• **Brano riportato**:
===============

L’esecuzione contro il terzo proprietario, invece, non è esperibile nei confronti del fideiussore.
La espropriazione forzata, sia mobiliare che immobiliare, va iniziata e proseguita contro il terzo prevedendosi la notifica del
titolo esecutivo e del
precetto anche al terzo.
Ci si è chiesti se il creditore istante debba conseguire un autonomo titolo esecutivo contro il terzo, dubbio che è stato risolto facendosi rinvio all’
art. 603 del c.p.c. nonché all’[[2870cc], per il quale il terzo datore che non ha preso parte al giudizio diretto alla condanna del debitore può opporre al creditore le eccezioni di cui all’
art. 2859 del c.c., ossia quelle proprie del terzo acquirente.
In ogni caso, nulla vieta che il creditore istante possa chiedere ed ottenere un ulteriore e diverso titolo esecutivo anche contro il terzo per impedire opposizioni
in executivis, mentre è evidente che il titolo esecutivo contro il debitore costituisca condizione necessaria e sufficiente per agire esecutivamente contro il terzo proprietario.
Con particolare riferimento ai beni gravati da
pegno o
ipoteca, va detto che la responsabilità del terzo trova il suo fondamento causale nel vincolo di sequela che collega il bene al pagamento del debito altrui.
L’ampia formulazione della norma fa sì che nella categoria di coloro i cui beni sono gravati di ipoteca per debito altrui, possano ricomprendersi sia il terzo acquirente (
terzo possessore) che il terzo datore di ipoteca.
Ciò comporta che, qualora il debitore, dopo la costituzione dell'ipoteca, abbia alienato a terzi l'immobile gravato, soltanto il terzo risultante dal titolo trascritto va considerato come attuale proprietario dell'immobile, e pertanto il processo esecutivo va instaurato da parte del creditore ipotecario nei confronti del terzo.
L’esecuzione su beni alienati ad un terzo con atto revocato per frode presuppone per la sua legittimità l’esistenza di una sentenza di revoca ottenuta in presenza di
consilium fraudis; soltanto i creditori che hanno ottenuto la revoca dell'atto possono servirsi del rimedio promovendo la espropriazione di quei beni che sono ancora nella titolarità (e possesso) del terzo in forza del titolo esecutivo ottenuto contro il debitore.
La
revoca dell'atto, tuttavia, non dà luogo al ritorno del bene nel patrimonio del debitore, e ciò perché da essa non discende alcun effetto di diritto sostanziale a favore del debitore alienante (titolare del diritto di proprietà e possessore del bene resta sempre l'acquirente).
L’acquirente, da parte sua, avrà il diritto di recuperare dall'alienante quanto a lui corrisposto in conseguenza dell'acquisto revocato, ma solo sul residuo, dopo che siano stati soddisfatti gli altri creditori.

===============

• **Dati forniti**:
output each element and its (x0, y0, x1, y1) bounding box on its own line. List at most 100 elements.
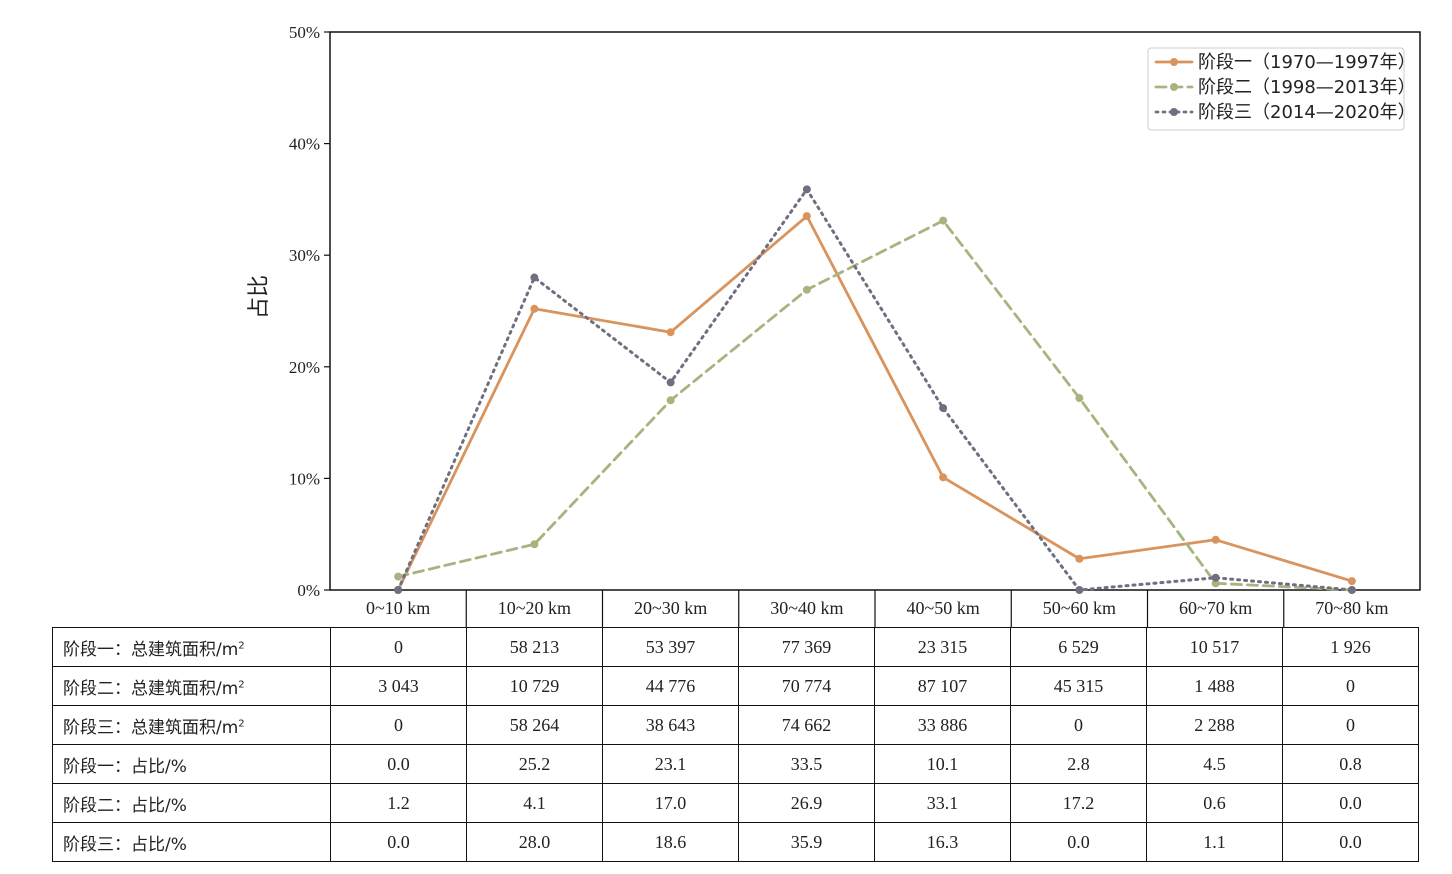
table-cell: 0.0 (330, 822, 467, 862)
table-cell: 17.2 (1010, 783, 1147, 823)
row-label: 阶段一：总建筑面积/m2 (52, 627, 331, 667)
table-cell: 6 529 (1010, 627, 1147, 667)
data-point (666, 396, 675, 405)
table-cell: 2.8 (1010, 744, 1147, 784)
data-point (802, 212, 811, 221)
data-point (1075, 394, 1084, 403)
table-cell: 17.0 (602, 783, 739, 823)
series-line (396, 219, 1354, 592)
table-cell: 10.1 (874, 744, 1011, 784)
table-cell: 33.1 (874, 783, 1011, 823)
x-tick-label: 20~30 km (634, 598, 707, 618)
x-tick-label: 10~20 km (498, 598, 571, 618)
data-point (530, 273, 539, 282)
legend: 阶段一（1970—1997年） 阶段二（1998—2013年） 阶段三（2014—2… (1147, 47, 1416, 131)
legend-marker (1170, 58, 1178, 66)
table-cell: 87 107 (874, 666, 1011, 706)
table-cell: 0 (1010, 705, 1147, 745)
table-cell: 0 (1282, 705, 1419, 745)
row-label: 阶段二：总建筑面积/m2 (52, 666, 331, 706)
table-cell: 45 315 (1010, 666, 1147, 706)
y-tick-label: 10% (289, 469, 320, 488)
table-cell: 23.1 (602, 744, 739, 784)
y-tick-label: 20% (289, 358, 320, 377)
table-cell: 4.5 (1146, 744, 1283, 784)
table-cell: 26.9 (738, 783, 875, 823)
data-point (1075, 586, 1084, 594)
data-table: 阶段一：总建筑面积/m2 0 58 213 53 397 77 369 23 315 6 5… (52, 627, 1419, 862)
table-cell: 38 643 (602, 705, 739, 745)
legend-label: 阶段三（2014—2020年） (1198, 102, 1416, 123)
data-point (1211, 579, 1220, 588)
legend-box (1147, 47, 1405, 131)
table-cell: 74 662 (738, 705, 875, 745)
data-point (1347, 577, 1356, 586)
table-cell: 10 517 (1146, 627, 1283, 667)
table-cell: 58 213 (466, 627, 603, 667)
table-cell: 53 397 (602, 627, 739, 667)
series-line (396, 187, 1354, 592)
data-point (939, 473, 948, 482)
line-chart: 0% 10% 20% 30% 40% 50% 0~10 km 10~20 km 20~30 k… (247, 23, 1421, 628)
data-point (666, 378, 675, 387)
table-cell: 33.5 (738, 744, 875, 784)
data-point (1211, 573, 1220, 582)
table-cell: 28.0 (466, 822, 603, 862)
row-label: 阶段三：占比/% (52, 822, 331, 862)
table-cell: 58 264 (466, 705, 603, 745)
legend-marker (1170, 108, 1178, 116)
table-cell: 0.0 (1010, 822, 1147, 862)
data-point (1347, 586, 1356, 594)
table-cell: 4.1 (466, 783, 603, 823)
y-tick-label: 50% (289, 23, 320, 42)
table-cell: 0 (1282, 666, 1419, 706)
row-label: 阶段二：占比/% (52, 783, 331, 823)
table-cell: 77 369 (738, 627, 875, 667)
table-cell: 16.3 (874, 822, 1011, 862)
table-cell: 10 729 (466, 666, 603, 706)
unit-superscript: 2 (238, 678, 245, 690)
data-point (1075, 554, 1084, 563)
row-label: 阶段三：总建筑面积/m2 (52, 705, 331, 745)
table-cell: 0.0 (1282, 822, 1419, 862)
x-tick-label: 70~80 km (1315, 598, 1388, 618)
series-layer (394, 185, 1356, 594)
table-cell: 35.9 (738, 822, 875, 862)
data-point (802, 185, 811, 194)
table-cell: 18.6 (602, 822, 739, 862)
data-point (802, 285, 811, 294)
table-cell: 1.2 (330, 783, 467, 823)
y-tick-label: 0% (297, 581, 320, 600)
x-tick-label: 0~10 km (366, 598, 430, 618)
table-cell: 0.8 (1282, 744, 1419, 784)
unit-superscript: 2 (238, 639, 245, 651)
y-tick-label: 40% (289, 135, 320, 154)
y-axis-label: 占比 (247, 275, 272, 319)
table-cell: 1 926 (1282, 627, 1419, 667)
table-cell: 23 315 (874, 627, 1011, 667)
table-cell: 0.0 (1282, 783, 1419, 823)
legend-label: 阶段一（1970—1997年） (1198, 52, 1416, 73)
row-label: 阶段一：占比/% (52, 744, 331, 784)
data-point (530, 304, 539, 313)
table-cell: 25.2 (466, 744, 603, 784)
data-point (666, 328, 675, 337)
table-cell: 70 774 (738, 666, 875, 706)
table-cell: 0.6 (1146, 783, 1283, 823)
data-point (939, 216, 948, 225)
table-cell: 33 886 (874, 705, 1011, 745)
table-row: 阶段一：占比/% 0.0 25.2 23.1 33.5 10.1 2.8 4.5 0.8 (52, 744, 1419, 784)
data-point (394, 572, 403, 581)
y-tick-label: 30% (289, 246, 320, 265)
table-row: 阶段一：总建筑面积/m2 0 58 213 53 397 77 369 23 315 6 5… (52, 627, 1419, 667)
data-point (394, 586, 403, 594)
table-cell: 3 043 (330, 666, 467, 706)
table-cell: 0.0 (330, 744, 467, 784)
y-axis: 0% 10% 20% 30% 40% 50% (289, 23, 330, 600)
data-point (939, 404, 948, 413)
x-tick-label: 60~70 km (1179, 598, 1252, 618)
data-point (1211, 535, 1220, 544)
legend-label: 阶段二（1998—2013年） (1198, 77, 1416, 98)
table-row: 阶段二：占比/% 1.2 4.1 17.0 26.9 33.1 17.2 0.6 0.0 (52, 783, 1419, 823)
x-axis: 0~10 km 10~20 km 20~30 km 30~40 km 40~50 km 5… (366, 590, 1389, 628)
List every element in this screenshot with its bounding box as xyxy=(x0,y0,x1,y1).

===============

• **Esercizio 1**:
Rispondi a queste domande sul brano relativo all'esecuzione contro il terzo proprietario:
(a) Nei confronti di chi non è esperibile l'esecuzione contro il terzo proprietario?
(b) Per i beni gravati da pegno o ipoteca, in che cosa trova il suo fondamento causale la responsabilità del terzo?
(c) Su che cosa l'acquirente può recuperare dall'alienante quanto gli ha corrisposto per l'acquisto revocato?
• **Esercizio 2**: Aggiorna il brano sull'esecuzione contro il terzo proprietario a partire da "L’esecuzione contro il" e fino a "del terzo acquirente.". In quel tratto metti "garante" al posto di "fideiussore".

• **Risposta corretta 1**:
(a) Nei confronti del fideiussore.
(b) Nel vincolo di sequela che collega il bene al pagamento del debito altrui.
(c) Solo sul residuo, dopo che siano stati soddisfatti gli altri creditori.

• **Risposta corretta 2**:
L’esecuzione contro il terzo proprietario, invece, non è esperibile nei confronti del garante.
La espropriazione forzata, sia mobiliare che immobiliare, va iniziata e proseguita contro il terzo prevedendosi la notifica del
titolo esecutivo e del
precetto anche al terzo.
Ci si è chiesti se il creditore istante debba conseguire un autonomo titolo esecutivo contro il terzo, dubbio che è stato risolto facendosi rinvio all’
art. 603 del c.p.c. nonché all’[[2870cc], per il quale il terzo datore che non ha preso parte al giudizio diretto alla condanna del debitore può opporre al creditore le eccezioni di cui all’
art. 2859 del c.c., ossia quelle proprie del terzo acquirente.